- **Given records**:
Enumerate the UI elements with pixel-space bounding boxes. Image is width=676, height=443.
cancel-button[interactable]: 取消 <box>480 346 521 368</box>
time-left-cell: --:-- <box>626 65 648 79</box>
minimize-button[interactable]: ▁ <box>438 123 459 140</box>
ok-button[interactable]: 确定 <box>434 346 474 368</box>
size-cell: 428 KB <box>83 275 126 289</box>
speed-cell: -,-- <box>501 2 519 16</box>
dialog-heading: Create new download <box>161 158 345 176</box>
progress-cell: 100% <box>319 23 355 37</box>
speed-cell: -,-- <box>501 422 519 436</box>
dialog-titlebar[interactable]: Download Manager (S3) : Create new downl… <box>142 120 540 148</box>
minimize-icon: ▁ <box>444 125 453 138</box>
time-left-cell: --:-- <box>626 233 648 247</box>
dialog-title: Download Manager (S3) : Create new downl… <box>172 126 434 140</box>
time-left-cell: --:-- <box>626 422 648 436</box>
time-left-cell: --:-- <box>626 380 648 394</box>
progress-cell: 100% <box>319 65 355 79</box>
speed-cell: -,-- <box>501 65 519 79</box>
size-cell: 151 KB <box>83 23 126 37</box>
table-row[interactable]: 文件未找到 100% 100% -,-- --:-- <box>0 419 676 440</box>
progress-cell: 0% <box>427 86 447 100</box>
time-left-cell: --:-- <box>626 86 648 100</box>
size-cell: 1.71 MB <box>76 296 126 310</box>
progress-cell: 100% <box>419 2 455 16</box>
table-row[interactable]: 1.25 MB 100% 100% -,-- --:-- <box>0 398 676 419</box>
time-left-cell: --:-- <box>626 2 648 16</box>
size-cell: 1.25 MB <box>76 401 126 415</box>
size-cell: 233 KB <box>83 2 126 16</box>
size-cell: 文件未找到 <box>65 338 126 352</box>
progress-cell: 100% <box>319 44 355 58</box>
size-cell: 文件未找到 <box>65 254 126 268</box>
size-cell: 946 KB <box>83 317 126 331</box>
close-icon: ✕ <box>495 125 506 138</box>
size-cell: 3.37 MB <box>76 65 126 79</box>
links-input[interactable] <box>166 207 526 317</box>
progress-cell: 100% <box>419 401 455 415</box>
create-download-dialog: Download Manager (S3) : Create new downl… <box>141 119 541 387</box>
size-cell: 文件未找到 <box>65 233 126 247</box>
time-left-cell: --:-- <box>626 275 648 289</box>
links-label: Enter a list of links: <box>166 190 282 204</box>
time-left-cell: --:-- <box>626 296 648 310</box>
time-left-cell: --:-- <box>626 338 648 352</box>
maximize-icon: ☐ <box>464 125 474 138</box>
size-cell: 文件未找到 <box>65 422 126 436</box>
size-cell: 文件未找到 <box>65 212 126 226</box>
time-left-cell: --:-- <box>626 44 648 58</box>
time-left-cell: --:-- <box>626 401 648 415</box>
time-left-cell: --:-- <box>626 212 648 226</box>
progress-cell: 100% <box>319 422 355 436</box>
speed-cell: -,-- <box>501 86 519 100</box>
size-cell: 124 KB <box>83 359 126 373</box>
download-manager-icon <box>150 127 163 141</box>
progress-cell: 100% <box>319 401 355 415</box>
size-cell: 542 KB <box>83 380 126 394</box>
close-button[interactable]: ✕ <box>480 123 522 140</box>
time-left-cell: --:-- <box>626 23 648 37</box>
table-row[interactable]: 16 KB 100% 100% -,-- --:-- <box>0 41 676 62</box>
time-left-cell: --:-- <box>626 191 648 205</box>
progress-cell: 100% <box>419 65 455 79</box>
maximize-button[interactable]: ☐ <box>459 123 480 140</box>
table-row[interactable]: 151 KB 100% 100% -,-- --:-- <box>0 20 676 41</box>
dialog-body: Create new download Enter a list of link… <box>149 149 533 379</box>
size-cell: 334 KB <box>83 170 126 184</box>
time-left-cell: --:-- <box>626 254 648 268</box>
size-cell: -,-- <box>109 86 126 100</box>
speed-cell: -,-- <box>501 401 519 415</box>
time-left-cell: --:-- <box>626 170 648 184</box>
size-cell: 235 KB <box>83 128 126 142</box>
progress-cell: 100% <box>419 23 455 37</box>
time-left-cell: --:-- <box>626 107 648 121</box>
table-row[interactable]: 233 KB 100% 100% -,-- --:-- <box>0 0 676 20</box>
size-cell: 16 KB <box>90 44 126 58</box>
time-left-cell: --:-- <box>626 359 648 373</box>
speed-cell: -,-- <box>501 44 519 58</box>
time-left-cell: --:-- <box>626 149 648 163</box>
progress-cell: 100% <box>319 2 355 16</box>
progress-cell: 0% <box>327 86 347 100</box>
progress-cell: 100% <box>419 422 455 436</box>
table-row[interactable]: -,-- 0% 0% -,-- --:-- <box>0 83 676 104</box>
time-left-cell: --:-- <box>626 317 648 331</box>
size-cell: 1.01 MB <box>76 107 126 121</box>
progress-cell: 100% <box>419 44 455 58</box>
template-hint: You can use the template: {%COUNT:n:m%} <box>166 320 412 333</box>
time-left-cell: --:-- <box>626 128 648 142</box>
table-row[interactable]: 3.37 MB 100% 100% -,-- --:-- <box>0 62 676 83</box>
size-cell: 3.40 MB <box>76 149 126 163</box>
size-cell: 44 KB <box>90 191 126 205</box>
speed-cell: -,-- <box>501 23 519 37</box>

- **Aim of the task**: Recast all of the rows above as a Markdown table with the columns No. and Line, giving each row its number and leaving out blank lines.

- **Completed task**:
| No. | Line |
|---|---|
| 1 | Enumerate the UI elements with pixel-space bounding boxes. Image is width=676, height=443. |
| 2 | cancel-button[interactable]: 取消 <box>480 346 521 368</box> |
| 3 | time-left-cell: --:-- <box>626 65 648 79</box> |
| 4 | minimize-button[interactable]: ▁ <box>438 123 459 140</box> |
| 5 | ok-button[interactable]: 确定 <box>434 346 474 368</box> |
| 6 | size-cell: 428 KB <box>83 275 126 289</box> |
| 7 | speed-cell: -,-- <box>501 2 519 16</box> |
| 8 | dialog-heading: Create new download <box>161 158 345 176</box> |
| 9 | progress-cell: 100% <box>319 23 355 37</box> |
| 10 | speed-cell: -,-- <box>501 422 519 436</box> |
| 11 | dialog-titlebar[interactable]: Download Manager (S3) : Create new downl… <box>142 120 540 148</box> |
| 12 | minimize-icon: ▁ <box>444 125 453 138</box> |
| 13 | time-left-cell: --:-- <box>626 233 648 247</box> |
| 14 | dialog-title: Download Manager (S3) : Create new downl… <box>172 126 434 140</box> |
| 15 | time-left-cell: --:-- <box>626 422 648 436</box> |
| 16 | time-left-cell: --:-- <box>626 380 648 394</box> |
| 17 | progress-cell: 100% <box>319 65 355 79</box> |
| 18 | speed-cell: -,-- <box>501 65 519 79</box> |
| 19 | size-cell: 151 KB <box>83 23 126 37</box> |
| 20 | table-row[interactable]: 文件未找到 100% 100% -,-- --:-- <box>0 419 676 440</box> |
| 21 | progress-cell: 0% <box>427 86 447 100</box> |
| 22 | time-left-cell: --:-- <box>626 86 648 100</box> |
| 23 | size-cell: 1.71 MB <box>76 296 126 310</box> |
| 24 | progress-cell: 100% <box>419 2 455 16</box> |
| 25 | table-row[interactable]: 1.25 MB 100% 100% -,-- --:-- <box>0 398 676 419</box> |
| 26 | time-left-cell: --:-- <box>626 2 648 16</box> |
| 27 | size-cell: 1.25 MB <box>76 401 126 415</box> |
| 28 | size-cell: 233 KB <box>83 2 126 16</box> |
| 29 | size-cell: 文件未找到 <box>65 338 126 352</box> |
| 30 | progress-cell: 100% <box>319 44 355 58</box> |
| 31 | size-cell: 文件未找到 <box>65 254 126 268</box> |
| 32 | size-cell: 946 KB <box>83 317 126 331</box> |
| 33 | close-icon: ✕ <box>495 125 506 138</box> |
| 34 | size-cell: 3.37 MB <box>76 65 126 79</box> |
| 35 | links-input[interactable] <box>166 207 526 317</box> |
| 36 | progress-cell: 100% <box>419 401 455 415</box> |
| 37 | create-download-dialog: Download Manager (S3) : Create new downl… <box>141 119 541 387</box> |
| 38 | size-cell: 文件未找到 <box>65 233 126 247</box> |
| 39 | time-left-cell: --:-- <box>626 275 648 289</box> |
| 40 | links-label: Enter a list of links: <box>166 190 282 204</box> |
| 41 | time-left-cell: --:-- <box>626 296 648 310</box> |
| 42 | time-left-cell: --:-- <box>626 338 648 352</box> |
| 43 | maximize-icon: ☐ <box>464 125 474 138</box> |
| 44 | size-cell: 文件未找到 <box>65 422 126 436</box> |
| 45 | size-cell: 文件未找到 <box>65 212 126 226</box> |
| 46 | time-left-cell: --:-- <box>626 44 648 58</box> |
| 47 | time-left-cell: --:-- <box>626 401 648 415</box> |
| 48 | time-left-cell: --:-- <box>626 212 648 226</box> |
| 49 | progress-cell: 100% <box>319 422 355 436</box> |
| 50 | speed-cell: -,-- <box>501 86 519 100</box> |
| 51 | size-cell: 124 KB <box>83 359 126 373</box> |
| 52 | download-manager-icon <box>150 127 163 141</box> |
| 53 | progress-cell: 100% <box>319 401 355 415</box> |
| 54 | size-cell: 542 KB <box>83 380 126 394</box> |
| 55 | close-button[interactable]: ✕ <box>480 123 522 140</box> |
| 56 | time-left-cell: --:-- <box>626 23 648 37</box> |
| 57 | table-row[interactable]: 16 KB 100% 100% -,-- --:-- <box>0 41 676 62</box> |
| 58 | time-left-cell: --:-- <box>626 191 648 205</box> |
| 59 | progress-cell: 100% <box>419 65 455 79</box> |
| 60 | maximize-button[interactable]: ☐ <box>459 123 480 140</box> |
| 61 | table-row[interactable]: 151 KB 100% 100% -,-- --:-- <box>0 20 676 41</box> |
| 62 | dialog-body: Create new download Enter a list of link… <box>149 149 533 379</box> |
| 63 | size-cell: 334 KB <box>83 170 126 184</box> |
| 64 | time-left-cell: --:-- <box>626 254 648 268</box> |
| 65 | size-cell: -,-- <box>109 86 126 100</box> |
| 66 | speed-cell: -,-- <box>501 401 519 415</box> |
| 67 | time-left-cell: --:-- <box>626 170 648 184</box> |
| 68 | size-cell: 235 KB <box>83 128 126 142</box> |
| 69 | progress-cell: 100% <box>419 23 455 37</box> |
| 70 | time-left-cell: --:-- <box>626 107 648 121</box> |
| 71 | table-row[interactable]: 233 KB 100% 100% -,-- --:-- <box>0 0 676 20</box> |
| 72 | size-cell: 16 KB <box>90 44 126 58</box> |
| 73 | time-left-cell: --:-- <box>626 359 648 373</box> |
| 74 | speed-cell: -,-- <box>501 44 519 58</box> |
| 75 | time-left-cell: --:-- <box>626 149 648 163</box> |
| 76 | progress-cell: 100% <box>319 2 355 16</box> |
| 77 | progress-cell: 0% <box>327 86 347 100</box> |
| 78 | progress-cell: 100% <box>419 422 455 436</box> |
| 79 | table-row[interactable]: -,-- 0% 0% -,-- --:-- <box>0 83 676 104</box> |
| 80 | time-left-cell: --:-- <box>626 317 648 331</box> |
| 81 | size-cell: 1.01 MB <box>76 107 126 121</box> |
| 82 | progress-cell: 100% <box>419 44 455 58</box> |
| 83 | template-hint: You can use the template: {%COUNT:n:m%} <box>166 320 412 333</box> |
| 84 | time-left-cell: --:-- <box>626 128 648 142</box> |
| 85 | table-row[interactable]: 3.37 MB 100% 100% -,-- --:-- <box>0 62 676 83</box> |
| 86 | size-cell: 3.40 MB <box>76 149 126 163</box> |
| 87 | size-cell: 44 KB <box>90 191 126 205</box> |
| 88 | speed-cell: -,-- <box>501 23 519 37</box> |